DATA EXCERPTS:
++++
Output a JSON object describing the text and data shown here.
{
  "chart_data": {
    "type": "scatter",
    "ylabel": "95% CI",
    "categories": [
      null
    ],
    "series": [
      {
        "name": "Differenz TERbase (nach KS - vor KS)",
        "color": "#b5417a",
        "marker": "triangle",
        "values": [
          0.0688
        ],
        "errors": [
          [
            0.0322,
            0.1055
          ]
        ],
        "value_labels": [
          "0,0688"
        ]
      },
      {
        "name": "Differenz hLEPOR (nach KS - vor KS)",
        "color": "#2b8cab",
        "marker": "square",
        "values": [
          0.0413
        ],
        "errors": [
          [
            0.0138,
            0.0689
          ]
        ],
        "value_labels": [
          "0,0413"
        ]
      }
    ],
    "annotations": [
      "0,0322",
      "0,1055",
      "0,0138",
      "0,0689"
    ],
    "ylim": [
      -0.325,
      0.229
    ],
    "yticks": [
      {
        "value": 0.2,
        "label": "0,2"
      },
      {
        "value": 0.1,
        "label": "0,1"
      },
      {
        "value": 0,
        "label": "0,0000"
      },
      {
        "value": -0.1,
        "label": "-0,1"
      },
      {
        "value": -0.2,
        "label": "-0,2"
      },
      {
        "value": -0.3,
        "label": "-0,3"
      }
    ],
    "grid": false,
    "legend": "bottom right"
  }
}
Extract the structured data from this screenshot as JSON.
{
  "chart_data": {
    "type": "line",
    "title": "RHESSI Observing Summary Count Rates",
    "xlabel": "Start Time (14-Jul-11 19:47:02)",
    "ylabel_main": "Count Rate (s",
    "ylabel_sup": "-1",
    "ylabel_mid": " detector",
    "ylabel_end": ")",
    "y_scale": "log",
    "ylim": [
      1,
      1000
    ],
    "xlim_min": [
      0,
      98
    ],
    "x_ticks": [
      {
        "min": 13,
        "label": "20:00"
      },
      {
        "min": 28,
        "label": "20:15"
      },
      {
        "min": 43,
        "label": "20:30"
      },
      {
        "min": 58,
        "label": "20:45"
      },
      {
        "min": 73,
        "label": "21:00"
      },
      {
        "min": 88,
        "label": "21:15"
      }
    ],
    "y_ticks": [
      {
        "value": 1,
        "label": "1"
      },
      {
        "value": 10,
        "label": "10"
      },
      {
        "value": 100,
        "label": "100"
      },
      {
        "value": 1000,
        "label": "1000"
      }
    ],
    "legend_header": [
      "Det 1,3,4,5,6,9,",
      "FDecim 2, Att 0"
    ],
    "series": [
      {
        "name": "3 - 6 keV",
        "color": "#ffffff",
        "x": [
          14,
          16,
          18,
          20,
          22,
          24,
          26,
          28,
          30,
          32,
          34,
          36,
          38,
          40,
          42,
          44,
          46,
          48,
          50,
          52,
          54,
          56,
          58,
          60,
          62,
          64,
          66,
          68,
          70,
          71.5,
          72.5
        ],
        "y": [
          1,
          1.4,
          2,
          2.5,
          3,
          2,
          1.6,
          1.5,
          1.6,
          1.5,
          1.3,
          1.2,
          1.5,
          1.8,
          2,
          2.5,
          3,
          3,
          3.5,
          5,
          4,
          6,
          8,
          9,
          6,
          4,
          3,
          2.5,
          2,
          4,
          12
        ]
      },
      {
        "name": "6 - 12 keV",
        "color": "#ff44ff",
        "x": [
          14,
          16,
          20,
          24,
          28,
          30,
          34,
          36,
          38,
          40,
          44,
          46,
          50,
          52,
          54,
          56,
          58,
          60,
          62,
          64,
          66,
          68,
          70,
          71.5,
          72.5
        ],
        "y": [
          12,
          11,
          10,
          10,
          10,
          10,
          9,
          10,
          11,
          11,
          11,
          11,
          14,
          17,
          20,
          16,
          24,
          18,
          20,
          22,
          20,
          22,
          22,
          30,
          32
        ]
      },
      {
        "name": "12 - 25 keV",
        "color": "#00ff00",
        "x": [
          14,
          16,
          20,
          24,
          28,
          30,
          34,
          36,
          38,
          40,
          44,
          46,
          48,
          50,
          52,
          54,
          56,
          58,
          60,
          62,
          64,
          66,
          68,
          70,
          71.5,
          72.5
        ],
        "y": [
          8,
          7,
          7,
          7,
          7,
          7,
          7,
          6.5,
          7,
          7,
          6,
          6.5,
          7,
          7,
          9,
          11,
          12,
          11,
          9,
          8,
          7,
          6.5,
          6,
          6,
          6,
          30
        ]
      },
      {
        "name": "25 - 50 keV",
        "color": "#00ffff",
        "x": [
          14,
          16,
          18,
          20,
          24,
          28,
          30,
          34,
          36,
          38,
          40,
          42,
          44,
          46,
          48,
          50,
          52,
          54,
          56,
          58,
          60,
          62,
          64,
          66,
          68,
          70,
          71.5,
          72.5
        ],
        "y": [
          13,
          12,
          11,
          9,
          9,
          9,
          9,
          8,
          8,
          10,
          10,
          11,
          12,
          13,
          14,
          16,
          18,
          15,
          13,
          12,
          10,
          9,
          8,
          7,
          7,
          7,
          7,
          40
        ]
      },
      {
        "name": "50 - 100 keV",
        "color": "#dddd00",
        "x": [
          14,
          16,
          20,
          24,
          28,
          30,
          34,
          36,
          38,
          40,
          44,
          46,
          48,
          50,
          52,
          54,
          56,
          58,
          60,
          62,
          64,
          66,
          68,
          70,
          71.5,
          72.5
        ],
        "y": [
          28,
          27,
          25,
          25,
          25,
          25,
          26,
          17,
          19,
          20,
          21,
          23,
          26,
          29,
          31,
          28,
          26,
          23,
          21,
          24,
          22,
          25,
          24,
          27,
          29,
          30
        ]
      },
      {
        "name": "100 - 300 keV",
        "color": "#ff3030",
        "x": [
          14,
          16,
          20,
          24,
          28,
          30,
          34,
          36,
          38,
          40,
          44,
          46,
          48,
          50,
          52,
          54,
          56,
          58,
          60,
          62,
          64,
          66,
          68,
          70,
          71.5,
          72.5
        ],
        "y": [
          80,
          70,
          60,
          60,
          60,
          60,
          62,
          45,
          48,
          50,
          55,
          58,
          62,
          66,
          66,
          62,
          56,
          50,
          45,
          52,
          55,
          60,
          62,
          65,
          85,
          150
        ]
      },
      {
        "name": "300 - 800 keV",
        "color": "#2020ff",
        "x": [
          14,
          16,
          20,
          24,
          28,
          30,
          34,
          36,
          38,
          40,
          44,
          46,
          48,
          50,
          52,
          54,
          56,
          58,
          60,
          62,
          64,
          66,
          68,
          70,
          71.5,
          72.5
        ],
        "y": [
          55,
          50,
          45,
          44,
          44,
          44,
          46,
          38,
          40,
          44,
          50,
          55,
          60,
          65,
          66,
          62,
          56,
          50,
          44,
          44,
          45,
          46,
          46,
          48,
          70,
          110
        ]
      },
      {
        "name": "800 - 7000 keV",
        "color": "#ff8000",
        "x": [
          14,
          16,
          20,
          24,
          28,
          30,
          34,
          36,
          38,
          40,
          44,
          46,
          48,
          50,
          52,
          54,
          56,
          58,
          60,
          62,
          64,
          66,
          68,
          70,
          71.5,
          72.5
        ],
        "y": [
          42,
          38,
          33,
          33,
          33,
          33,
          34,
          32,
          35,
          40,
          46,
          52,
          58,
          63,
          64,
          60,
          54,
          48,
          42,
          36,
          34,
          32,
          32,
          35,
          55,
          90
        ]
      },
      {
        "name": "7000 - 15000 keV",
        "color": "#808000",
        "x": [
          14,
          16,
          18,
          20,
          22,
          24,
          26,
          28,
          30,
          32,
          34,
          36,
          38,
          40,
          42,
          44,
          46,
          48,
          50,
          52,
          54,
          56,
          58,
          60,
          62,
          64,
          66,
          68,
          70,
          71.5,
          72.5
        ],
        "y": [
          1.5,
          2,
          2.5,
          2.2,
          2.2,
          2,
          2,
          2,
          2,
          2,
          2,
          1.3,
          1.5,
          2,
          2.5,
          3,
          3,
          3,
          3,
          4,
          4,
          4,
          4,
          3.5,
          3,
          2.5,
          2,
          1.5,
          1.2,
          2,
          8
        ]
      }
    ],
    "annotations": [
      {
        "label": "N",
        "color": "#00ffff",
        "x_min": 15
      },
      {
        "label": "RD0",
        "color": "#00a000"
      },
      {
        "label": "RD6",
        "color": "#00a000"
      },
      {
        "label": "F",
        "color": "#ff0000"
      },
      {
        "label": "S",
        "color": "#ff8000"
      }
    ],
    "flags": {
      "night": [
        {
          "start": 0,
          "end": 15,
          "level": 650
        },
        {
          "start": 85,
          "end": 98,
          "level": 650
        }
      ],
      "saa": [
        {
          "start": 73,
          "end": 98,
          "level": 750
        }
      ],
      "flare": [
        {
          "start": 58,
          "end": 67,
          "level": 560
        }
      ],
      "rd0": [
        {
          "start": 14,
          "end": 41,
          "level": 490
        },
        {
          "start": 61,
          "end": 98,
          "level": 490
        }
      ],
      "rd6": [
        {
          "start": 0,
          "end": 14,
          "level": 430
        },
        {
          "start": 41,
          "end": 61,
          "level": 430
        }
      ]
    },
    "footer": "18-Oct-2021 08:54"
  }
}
++++
REQUIREMENTS: Gather up every line in the data above that contains the word "name", copying each one.

THE ANSWER:
        "name": "Differenz TERbase (nach KS - vor KS)",
        "name": "Differenz hLEPOR (nach KS - vor KS)",
        "name": "3 - 6 keV",
        "name": "6 - 12 keV",
        "name": "12 - 25 keV",
        "name": "25 - 50 keV",
        "name": "50 - 100 keV",
        "name": "100 - 300 keV",
        "name": "300 - 800 keV",
        "name": "800 - 7000 keV",
        "name": "7000 - 15000 keV",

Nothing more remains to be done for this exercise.